TEXTO DE ORIGEM>
========================================
Nunca ouvi falar nisso. Mas pesquisando aqui, achei que as areias de Bombinhas sao compostas majoritariamente por cristais de quartzo SiO2 (bem, que eu saiba toda areia tem isso). Talvez haja uma concentração maior?


----------



## Ice Climber (Feb 7, 2006)

Positronn said:


> Espetacular thread. Fazem mais de 20 anos que não vou, era criança ainda na última ida. Me lembro só de ter muitas estradas de terra, umas áreas pouco ocupadas. As excelentes fotos comprovam que isso mudou radicalmente. Deu até vontade de voltar muito em breve.


Imagino o quanto a cidade mudou em 20 anos. Fazia 10 que eu não ia a Bombinhas e achei radical a mudança!

Volte em breve, Positronn. Abraços!


----------



## Ice Climber (Feb 7, 2006)

Geoce said:


> Verdade, Ice. É um dos balneários mais família de todo o estados. Com certeza. E acho que isso se deve principalmente às águas tranquilas na maior parte das praias. Eu curto esse clima. É gostoso. Se bem que no fim das contas acabo curtindo mais o Mariscal (jovem e com mar mais revolto).
> 
> Ah, esqueci de comentar como a passarela da praia do Ribeiro ficou bonita.


Então minha impressão estava correta. Mariscal realmnete voce ve predomínio de jovens na areia, enquanto nas praias centrais, mais famílias.

E as passarelas ficaram show! Excelente, queria isso aqui pra Imbituba.


----------



## Ice Climber (Feb 7, 2006)

Eduhaus said:


> Mais uma vez belíssimas imagens Ice. Focaste bem o ambiente natural e o bom urbanismo da praia. Sem dúvidas é uma das mais belas praias do país. E tiveste um dia privilegiado para visitá-la, com este céu azul!


Muito obrigado Edu!!
========================================
PROBLEMA A> Segundo o texto de origem, a que Geoce atribui o fato de o balneário ser um dos mais procurados por famílias no estado? Responda em uma a três frases.
O texto de origem e a listagem são materiais independentes entre si.
========================================
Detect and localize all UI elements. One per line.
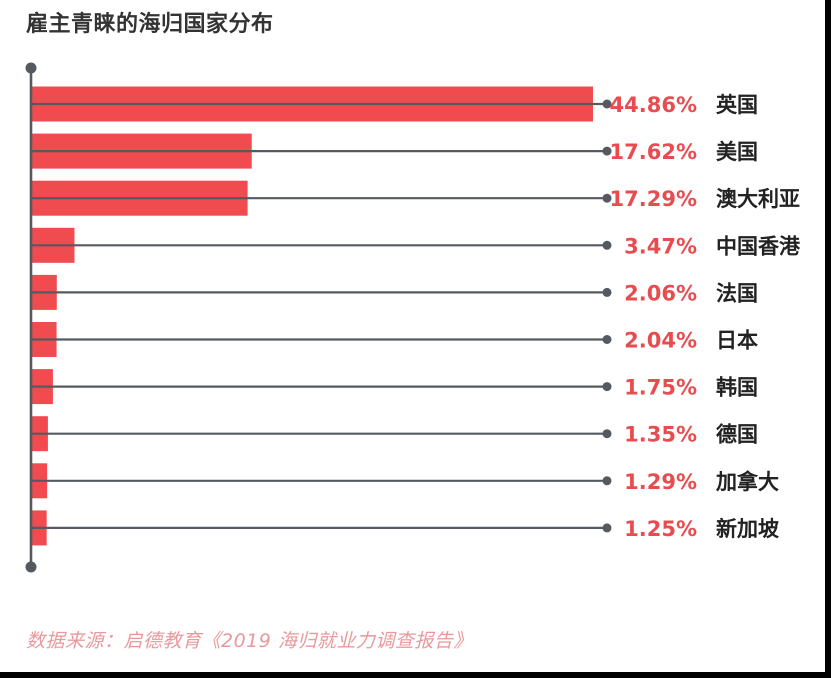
category-label: 法国 bbox=[716, 281, 758, 305]
leader-end-dot bbox=[602, 287, 612, 297]
value-label: 2.04% bbox=[624, 329, 697, 353]
data-source-note: 数据来源：启德教育《2019 海归就业力调查报告》 bbox=[26, 630, 473, 652]
category-label: 韩国 bbox=[716, 376, 758, 400]
chart-title: 雇主青睐的海归国家分布 bbox=[26, 12, 274, 37]
leader-end-dot bbox=[602, 193, 612, 203]
value-label: 1.75% bbox=[624, 376, 697, 400]
leader-end-dot bbox=[602, 146, 612, 156]
value-label: 1.35% bbox=[624, 423, 697, 447]
category-label: 新加坡 bbox=[716, 517, 779, 541]
category-label: 中国香港 bbox=[716, 234, 801, 258]
value-label: 3.47% bbox=[624, 234, 697, 258]
leader-end-dot bbox=[602, 382, 612, 392]
axis-top-dot bbox=[25, 62, 37, 74]
value-label: 44.86% bbox=[610, 93, 697, 117]
value-label: 1.29% bbox=[624, 470, 697, 494]
leader-end-dot bbox=[602, 99, 612, 109]
category-label: 英国 bbox=[716, 93, 758, 117]
leader-end-dot bbox=[602, 523, 612, 533]
value-label: 2.06% bbox=[624, 281, 697, 305]
axis-bottom-dot bbox=[25, 561, 37, 573]
value-label: 17.29% bbox=[610, 187, 697, 211]
leader-end-dot bbox=[602, 335, 612, 344]
leader-end-dot bbox=[602, 240, 612, 250]
category-label: 美国 bbox=[716, 140, 758, 164]
leader-end-dot bbox=[602, 429, 612, 439]
value-label: 1.25% bbox=[624, 517, 697, 541]
value-label: 17.62% bbox=[610, 140, 697, 164]
category-label: 德国 bbox=[716, 423, 758, 447]
category-label: 澳大利亚 bbox=[716, 187, 800, 211]
category-label: 日本 bbox=[716, 329, 758, 353]
leader-end-dot bbox=[602, 476, 612, 486]
category-label: 加拿大 bbox=[715, 470, 779, 494]
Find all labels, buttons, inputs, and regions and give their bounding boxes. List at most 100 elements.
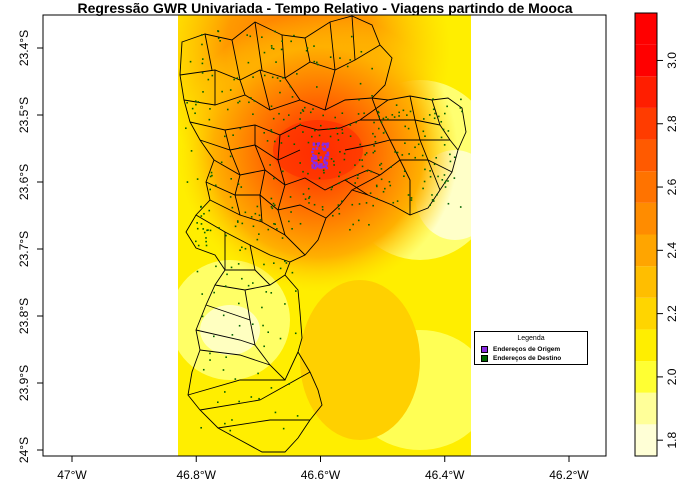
- destination-point: [256, 205, 259, 208]
- origin-point: [325, 166, 329, 170]
- destination-point: [380, 121, 383, 123]
- origin-point: [321, 143, 324, 147]
- destination-point: [270, 387, 273, 389]
- destination-point: [343, 158, 346, 161]
- destination-point: [382, 117, 385, 120]
- destination-point: [299, 222, 302, 225]
- destination-point: [349, 135, 352, 138]
- destination-point: [312, 108, 314, 110]
- destination-point: [444, 180, 447, 183]
- destination-point: [304, 198, 307, 200]
- destination-point: [271, 76, 274, 79]
- destination-point: [313, 60, 316, 63]
- origin-point: [321, 147, 325, 150]
- destination-point: [219, 40, 221, 42]
- destination-point: [437, 175, 439, 178]
- destination-point: [346, 65, 349, 68]
- destination-point: [229, 196, 232, 198]
- destination-point: [210, 171, 213, 174]
- destination-point: [194, 100, 197, 102]
- destination-point: [258, 214, 261, 217]
- destination-point: [299, 118, 301, 120]
- destination-point: [224, 422, 226, 425]
- destination-point: [372, 151, 375, 154]
- origin-point: [314, 155, 318, 158]
- destination-point: [274, 223, 276, 226]
- destination-point: [294, 332, 297, 335]
- destination-point: [309, 111, 312, 114]
- destination-point: [280, 142, 283, 144]
- destination-point: [406, 114, 408, 116]
- destination-point: [213, 291, 215, 294]
- destination-point: [429, 170, 431, 172]
- destination-point: [293, 34, 295, 37]
- colorbar-bin: [635, 76, 657, 108]
- destination-point: [237, 221, 239, 223]
- destination-point: [374, 140, 377, 143]
- destination-point: [392, 201, 395, 204]
- destination-point: [376, 197, 378, 200]
- destination-point: [291, 96, 294, 98]
- origin-point: [311, 159, 314, 163]
- origin-point: [315, 162, 318, 166]
- destination-point: [285, 262, 288, 264]
- destination-point: [238, 400, 240, 403]
- destination-point: [460, 98, 462, 101]
- destination-point: [387, 118, 389, 121]
- destination-point: [307, 187, 310, 190]
- destination-point: [303, 106, 306, 109]
- destination-point: [393, 116, 396, 118]
- destination-point: [271, 47, 273, 49]
- destination-point: [404, 125, 407, 128]
- destination-point: [329, 56, 332, 58]
- y-tick-label: 23.7°S: [17, 231, 31, 267]
- destination-point: [290, 211, 292, 213]
- destination-point: [282, 427, 285, 430]
- destination-point: [373, 150, 376, 152]
- destination-point: [422, 130, 425, 133]
- destination-point: [282, 118, 285, 121]
- district-boundaries: [179, 15, 467, 453]
- x-axis: 47°W 46.8°W 46.6°W 46.4°W 46.2°W: [57, 456, 589, 482]
- destination-point: [259, 219, 262, 221]
- destination-point: [279, 267, 282, 270]
- destination-point: [359, 143, 361, 146]
- y-tick-label: 23.6°S: [17, 164, 31, 200]
- destination-point: [330, 158, 333, 160]
- destination-point: [395, 104, 398, 106]
- destination-point: [423, 180, 426, 183]
- destination-point: [229, 429, 232, 432]
- destination-point: [341, 132, 344, 134]
- destination-point: [316, 63, 319, 66]
- destination-point: [196, 227, 199, 230]
- destination-point: [244, 247, 247, 250]
- destination-point: [225, 356, 227, 358]
- destination-point: [288, 383, 290, 385]
- destination-point: [273, 177, 275, 180]
- destination-point: [369, 192, 372, 194]
- origin-point: [311, 166, 314, 169]
- destination-point: [449, 153, 451, 156]
- destination-point: [233, 78, 235, 81]
- destination-point: [201, 43, 203, 46]
- destination-point: [191, 107, 194, 110]
- destination-point: [197, 101, 200, 103]
- destination-point: [330, 188, 333, 191]
- destination-point: [200, 206, 202, 208]
- colorbar-bin: [635, 202, 657, 235]
- destination-point: [398, 111, 400, 114]
- x-tick-label: 46.2°W: [549, 468, 589, 482]
- destination-point: [333, 164, 335, 166]
- destination-point: [217, 401, 219, 404]
- destination-point: [231, 419, 233, 421]
- colorbar-bin: [635, 361, 657, 393]
- destination-point: [195, 103, 197, 106]
- destination-point: [240, 186, 243, 188]
- destination-point: [263, 263, 265, 266]
- origin-point: [311, 150, 314, 154]
- destination-point: [459, 107, 462, 109]
- colorbar-tick-label: 2.8: [665, 115, 679, 132]
- origin-point: [322, 165, 325, 169]
- colorbar-bin: [635, 107, 657, 140]
- destination-point: [237, 183, 240, 185]
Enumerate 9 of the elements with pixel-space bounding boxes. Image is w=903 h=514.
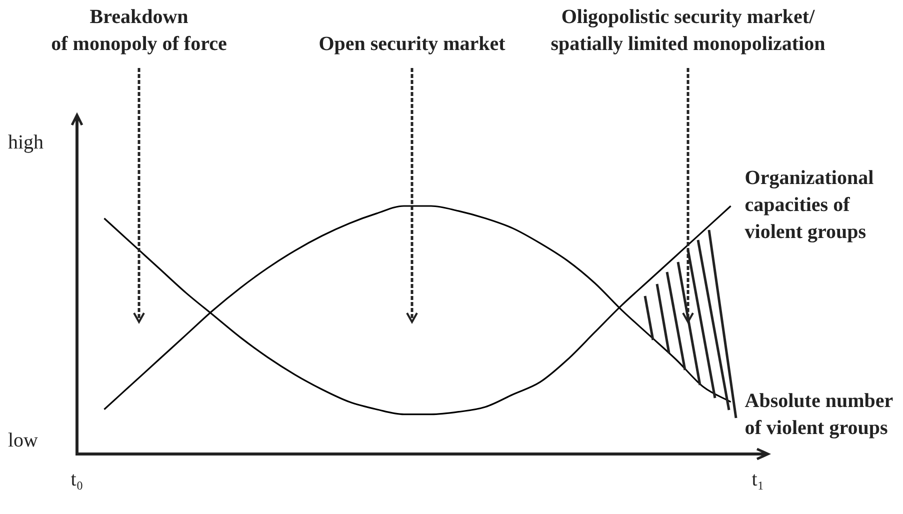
========================================
PROBLEMA B> Na listagem, escreva como uma lista JSON de strings, uma para cada linha, as linhas que vão da linha com "category-label: 法国 bbox=[716, 281, 758, 305]" até a linha com "leader-end-dot bbox=[602, 146, 612, 156]", deixando de fora as linhas em branco.

RESPOSTA ESCRITA A> Geoce atribui isso principalmente às águas tranquilas na maior parte das praias.

RESPOSTA ESCRITA B>
[
  "category-label: 法国 bbox=[716, 281, 758, 305]",
  "leader-end-dot bbox=[602, 287, 612, 297]",
  "value-label: 2.04% bbox=[624, 329, 697, 353]",
  "data-source-note: 数据来源：启德教育《2019 海归就业力调查报告》 bbox=[26, 630, 473, 652]",
  "category-label: 韩国 bbox=[716, 376, 758, 400]",
  "chart-title: 雇主青睐的海归国家分布 bbox=[26, 12, 274, 37]",
  "leader-end-dot bbox=[602, 193, 612, 203]",
  "value-label: 1.75% bbox=[624, 376, 697, 400]",
  "leader-end-dot bbox=[602, 146, 612, 156]"
]